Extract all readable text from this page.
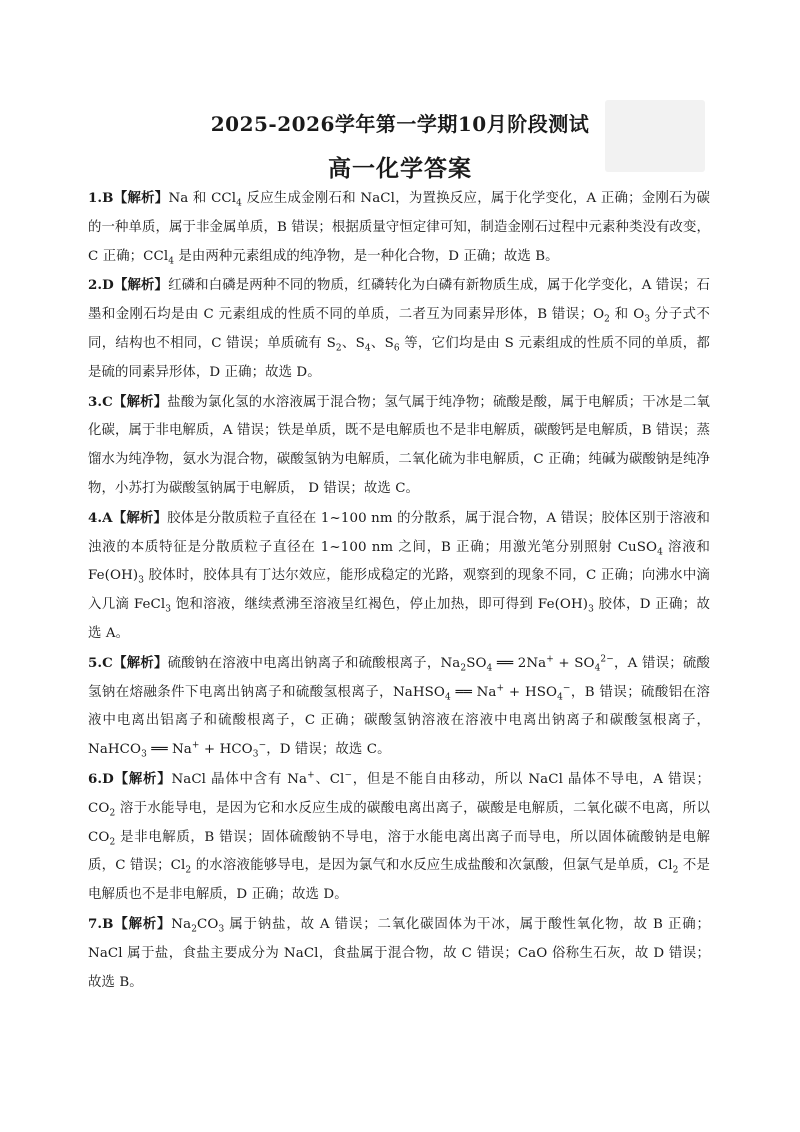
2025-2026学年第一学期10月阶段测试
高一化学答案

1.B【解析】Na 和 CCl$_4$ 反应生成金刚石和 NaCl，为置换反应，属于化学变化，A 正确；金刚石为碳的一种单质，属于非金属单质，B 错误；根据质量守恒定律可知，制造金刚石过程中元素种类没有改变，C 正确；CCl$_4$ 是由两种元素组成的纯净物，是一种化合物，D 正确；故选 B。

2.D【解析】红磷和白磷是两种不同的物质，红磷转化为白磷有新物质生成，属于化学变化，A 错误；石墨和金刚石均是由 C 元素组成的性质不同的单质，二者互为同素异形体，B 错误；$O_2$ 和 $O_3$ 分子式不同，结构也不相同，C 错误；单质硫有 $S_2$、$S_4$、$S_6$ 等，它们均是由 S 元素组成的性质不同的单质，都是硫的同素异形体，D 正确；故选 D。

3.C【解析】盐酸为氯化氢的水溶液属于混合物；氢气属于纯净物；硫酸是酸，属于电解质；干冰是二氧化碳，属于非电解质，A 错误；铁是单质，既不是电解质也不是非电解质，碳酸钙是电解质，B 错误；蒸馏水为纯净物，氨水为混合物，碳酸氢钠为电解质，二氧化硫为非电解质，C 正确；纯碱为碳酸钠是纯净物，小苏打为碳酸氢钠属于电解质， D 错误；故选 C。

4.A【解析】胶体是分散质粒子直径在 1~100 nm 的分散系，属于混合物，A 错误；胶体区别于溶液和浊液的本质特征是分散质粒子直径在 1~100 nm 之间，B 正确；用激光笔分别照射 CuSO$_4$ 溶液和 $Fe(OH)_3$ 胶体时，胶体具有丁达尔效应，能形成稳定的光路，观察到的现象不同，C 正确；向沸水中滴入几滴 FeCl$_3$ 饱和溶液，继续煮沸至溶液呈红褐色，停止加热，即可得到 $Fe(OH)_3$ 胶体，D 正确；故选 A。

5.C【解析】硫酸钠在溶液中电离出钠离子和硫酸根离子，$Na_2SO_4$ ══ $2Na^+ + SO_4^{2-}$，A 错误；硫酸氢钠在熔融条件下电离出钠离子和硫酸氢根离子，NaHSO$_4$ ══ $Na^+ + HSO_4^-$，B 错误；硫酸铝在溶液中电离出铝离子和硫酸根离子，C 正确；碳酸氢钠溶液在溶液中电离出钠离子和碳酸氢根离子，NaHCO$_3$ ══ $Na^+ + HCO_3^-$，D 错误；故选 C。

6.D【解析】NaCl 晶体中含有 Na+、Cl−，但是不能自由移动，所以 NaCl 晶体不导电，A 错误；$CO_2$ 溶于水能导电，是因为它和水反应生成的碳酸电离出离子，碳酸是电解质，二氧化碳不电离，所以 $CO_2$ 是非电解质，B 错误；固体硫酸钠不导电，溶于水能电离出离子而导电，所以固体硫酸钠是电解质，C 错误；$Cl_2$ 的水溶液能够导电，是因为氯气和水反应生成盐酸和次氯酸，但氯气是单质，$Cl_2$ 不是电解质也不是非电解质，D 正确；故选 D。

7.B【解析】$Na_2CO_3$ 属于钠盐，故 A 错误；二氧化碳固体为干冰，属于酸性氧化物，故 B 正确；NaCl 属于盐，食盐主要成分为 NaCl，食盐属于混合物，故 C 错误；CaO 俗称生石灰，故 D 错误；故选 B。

+ + + + + + +

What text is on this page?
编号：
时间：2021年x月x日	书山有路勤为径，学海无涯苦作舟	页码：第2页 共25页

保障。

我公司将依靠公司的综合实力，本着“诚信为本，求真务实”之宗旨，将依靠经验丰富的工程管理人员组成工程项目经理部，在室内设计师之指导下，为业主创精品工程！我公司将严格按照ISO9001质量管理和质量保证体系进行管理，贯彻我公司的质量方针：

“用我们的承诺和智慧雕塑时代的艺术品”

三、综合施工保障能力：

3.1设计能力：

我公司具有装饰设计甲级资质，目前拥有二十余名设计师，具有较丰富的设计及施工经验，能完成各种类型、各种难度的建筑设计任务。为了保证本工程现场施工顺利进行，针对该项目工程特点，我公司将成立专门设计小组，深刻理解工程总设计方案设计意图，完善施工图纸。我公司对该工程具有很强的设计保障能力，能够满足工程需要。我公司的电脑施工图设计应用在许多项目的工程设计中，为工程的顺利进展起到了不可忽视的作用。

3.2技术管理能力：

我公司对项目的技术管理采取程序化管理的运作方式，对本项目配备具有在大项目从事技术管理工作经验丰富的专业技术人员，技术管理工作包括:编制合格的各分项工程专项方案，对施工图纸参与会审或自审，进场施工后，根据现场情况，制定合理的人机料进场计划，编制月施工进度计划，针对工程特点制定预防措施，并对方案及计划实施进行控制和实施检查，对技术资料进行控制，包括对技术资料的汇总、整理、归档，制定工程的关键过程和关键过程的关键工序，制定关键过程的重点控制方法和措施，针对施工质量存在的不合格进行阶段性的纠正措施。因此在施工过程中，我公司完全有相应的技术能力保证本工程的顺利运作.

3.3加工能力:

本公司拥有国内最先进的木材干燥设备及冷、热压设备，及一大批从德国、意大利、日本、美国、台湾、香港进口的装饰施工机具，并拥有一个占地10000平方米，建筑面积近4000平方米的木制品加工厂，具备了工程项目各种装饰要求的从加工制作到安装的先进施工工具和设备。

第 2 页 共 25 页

+ + + + + + +

Set task
Identify and list each line with the word "page".

Exercise output
Extract all readable text from this page.
What text is on this page?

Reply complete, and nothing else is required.